[Set exercise]:
Copy out these lines unchanged, from the first one through the line containing "title-w1: w — [224, 44, 243, 74]", inclusive.

>> Begin

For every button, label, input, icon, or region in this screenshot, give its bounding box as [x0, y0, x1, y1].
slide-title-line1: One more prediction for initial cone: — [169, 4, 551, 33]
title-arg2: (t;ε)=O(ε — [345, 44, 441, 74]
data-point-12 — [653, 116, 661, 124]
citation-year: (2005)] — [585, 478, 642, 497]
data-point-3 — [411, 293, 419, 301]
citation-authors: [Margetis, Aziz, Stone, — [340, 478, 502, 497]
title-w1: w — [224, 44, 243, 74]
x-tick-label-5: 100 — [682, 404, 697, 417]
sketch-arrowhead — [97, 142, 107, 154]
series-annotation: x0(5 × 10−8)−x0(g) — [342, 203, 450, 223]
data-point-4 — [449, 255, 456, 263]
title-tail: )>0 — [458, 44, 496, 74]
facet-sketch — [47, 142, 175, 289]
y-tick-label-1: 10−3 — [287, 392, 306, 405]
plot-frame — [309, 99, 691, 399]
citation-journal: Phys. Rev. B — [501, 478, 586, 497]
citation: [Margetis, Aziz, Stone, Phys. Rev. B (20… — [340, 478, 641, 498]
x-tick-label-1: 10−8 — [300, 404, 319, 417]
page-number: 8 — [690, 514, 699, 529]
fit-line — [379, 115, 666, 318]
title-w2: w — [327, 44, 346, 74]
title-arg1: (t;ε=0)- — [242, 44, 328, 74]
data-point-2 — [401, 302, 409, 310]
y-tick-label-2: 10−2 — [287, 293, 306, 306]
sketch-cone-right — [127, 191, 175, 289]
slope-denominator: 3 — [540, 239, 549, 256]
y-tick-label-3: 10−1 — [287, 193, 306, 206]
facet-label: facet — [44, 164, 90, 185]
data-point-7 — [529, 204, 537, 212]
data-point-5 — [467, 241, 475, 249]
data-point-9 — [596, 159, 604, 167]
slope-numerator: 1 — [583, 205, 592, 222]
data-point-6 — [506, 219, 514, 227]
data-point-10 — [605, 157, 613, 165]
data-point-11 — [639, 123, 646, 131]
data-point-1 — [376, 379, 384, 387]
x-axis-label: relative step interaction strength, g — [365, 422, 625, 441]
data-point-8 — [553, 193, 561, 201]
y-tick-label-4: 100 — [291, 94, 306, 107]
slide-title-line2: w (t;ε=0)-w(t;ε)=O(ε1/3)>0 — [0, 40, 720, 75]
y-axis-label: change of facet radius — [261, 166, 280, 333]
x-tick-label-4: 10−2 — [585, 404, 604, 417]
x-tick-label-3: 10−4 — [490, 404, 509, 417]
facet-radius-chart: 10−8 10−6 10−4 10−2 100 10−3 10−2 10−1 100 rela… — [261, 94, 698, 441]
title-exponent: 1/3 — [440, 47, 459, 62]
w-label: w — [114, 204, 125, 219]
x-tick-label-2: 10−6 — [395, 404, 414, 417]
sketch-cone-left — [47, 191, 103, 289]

>> End

[Reply to the exercise]:
For every button, label, input, icon, or region in this screenshot, give its bounding box as [x0, y0, x1, y1].
slide-title-line1: One more prediction for initial cone: — [169, 4, 551, 33]
title-arg2: (t;ε)=O(ε — [345, 44, 441, 74]
data-point-12 — [653, 116, 661, 124]
citation-year: (2005)] — [585, 478, 642, 497]
data-point-3 — [411, 293, 419, 301]
citation-authors: [Margetis, Aziz, Stone, — [340, 478, 502, 497]
title-w1: w — [224, 44, 243, 74]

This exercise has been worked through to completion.